begin Data provided
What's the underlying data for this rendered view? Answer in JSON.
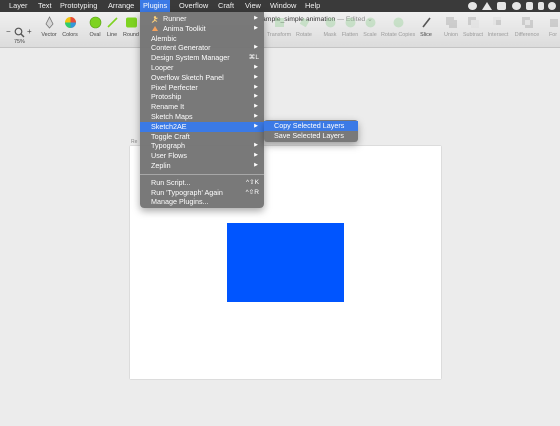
{
  "menubar": {
    "items": [
      {
        "label": "Layer"
      },
      {
        "label": "Text"
      },
      {
        "label": "Prototyping"
      },
      {
        "label": "Arrange"
      },
      {
        "label": "Plugins"
      },
      {
        "label": "Overflow"
      },
      {
        "label": "Craft"
      },
      {
        "label": "View"
      },
      {
        "label": "Window"
      },
      {
        "label": "Help"
      }
    ],
    "active_item": "Plugins",
    "status_icons": [
      "craft-status-icon",
      "wifi-icon",
      "airplay-icon",
      "message-icon",
      "dropbox-icon",
      "battery-icon",
      "sync-icon"
    ]
  },
  "window": {
    "title": "ample_simple animation",
    "edited": "— Edited",
    "title_chevron": "⌄"
  },
  "toolbar": {
    "zoom_minus": "−",
    "zoom_plus": "+",
    "zoom_value": "75%",
    "left_tools": [
      {
        "label": "Vector",
        "icon": "vector-pen-icon"
      },
      {
        "label": "Colors",
        "icon": "color-wheel-icon"
      },
      {
        "label": "Oval",
        "icon": "oval-icon"
      },
      {
        "label": "Line",
        "icon": "line-icon"
      },
      {
        "label": "Round",
        "icon": "rounded-rect-icon"
      }
    ],
    "right_tools": [
      {
        "label": "Transform",
        "icon": "transform-icon"
      },
      {
        "label": "Rotate",
        "icon": "rotate-icon"
      },
      {
        "label": "Mask",
        "icon": "mask-icon"
      },
      {
        "label": "Flatten",
        "icon": "flatten-icon"
      },
      {
        "label": "Scale",
        "icon": "scale-icon"
      },
      {
        "label": "Rotate Copies",
        "icon": "rotate-copies-icon"
      },
      {
        "label": "Slice",
        "icon": "slice-icon"
      },
      {
        "label": "Union",
        "icon": "union-icon"
      },
      {
        "label": "Subtract",
        "icon": "subtract-icon"
      },
      {
        "label": "Intersect",
        "icon": "intersect-icon"
      },
      {
        "label": "Difference",
        "icon": "difference-icon"
      },
      {
        "label": "For",
        "icon": "forward-icon"
      }
    ]
  },
  "plugins_menu": {
    "items": [
      {
        "label": "Runner",
        "icon": "runner-icon",
        "submenu": true
      },
      {
        "label": "Anima Toolkit",
        "icon": "anima-icon",
        "submenu": true
      },
      {
        "label": "Alembic",
        "submenu": false
      },
      {
        "label": "Content Generator",
        "submenu": true
      },
      {
        "label": "Design System Manager",
        "shortcut": "⌘L"
      },
      {
        "label": "Looper",
        "submenu": true
      },
      {
        "label": "Overflow Sketch Panel",
        "submenu": true
      },
      {
        "label": "Pixel Perfecter",
        "submenu": true
      },
      {
        "label": "Protoship",
        "submenu": true
      },
      {
        "label": "Rename It",
        "submenu": true
      },
      {
        "label": "Sketch Maps",
        "submenu": true
      },
      {
        "label": "Sketch2AE",
        "submenu": true,
        "selected": true
      },
      {
        "label": "Toggle Craft",
        "submenu": false
      },
      {
        "label": "Typograph",
        "submenu": true
      },
      {
        "label": "User Flows",
        "submenu": true
      },
      {
        "label": "Zeplin",
        "submenu": true
      }
    ],
    "footer_items": [
      {
        "label": "Run Script...",
        "shortcut": "^⇧K"
      },
      {
        "label": "Run 'Typograph' Again",
        "shortcut": "^⇧R"
      },
      {
        "label": "Manage Plugins..."
      }
    ],
    "submenu_arrow": "▶"
  },
  "sketch2ae_submenu": {
    "items": [
      {
        "label": "Copy Selected Layers",
        "selected": true
      },
      {
        "label": "Save Selected Layers"
      }
    ]
  },
  "canvas": {
    "artboard_label": "Re",
    "background": "#ececec",
    "artboard_color": "#ffffff",
    "rectangle_color": "#0055ff"
  },
  "colors": {
    "menubar": "#3a3a3a",
    "menu_background": "#747474",
    "selection": "#3b7ae6"
  }
}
end Data provided
To do. Show the lines that mention the word "Typograph".

Exercise output.
        "label": "Typograph",
        "label": "Run 'Typograph' Again",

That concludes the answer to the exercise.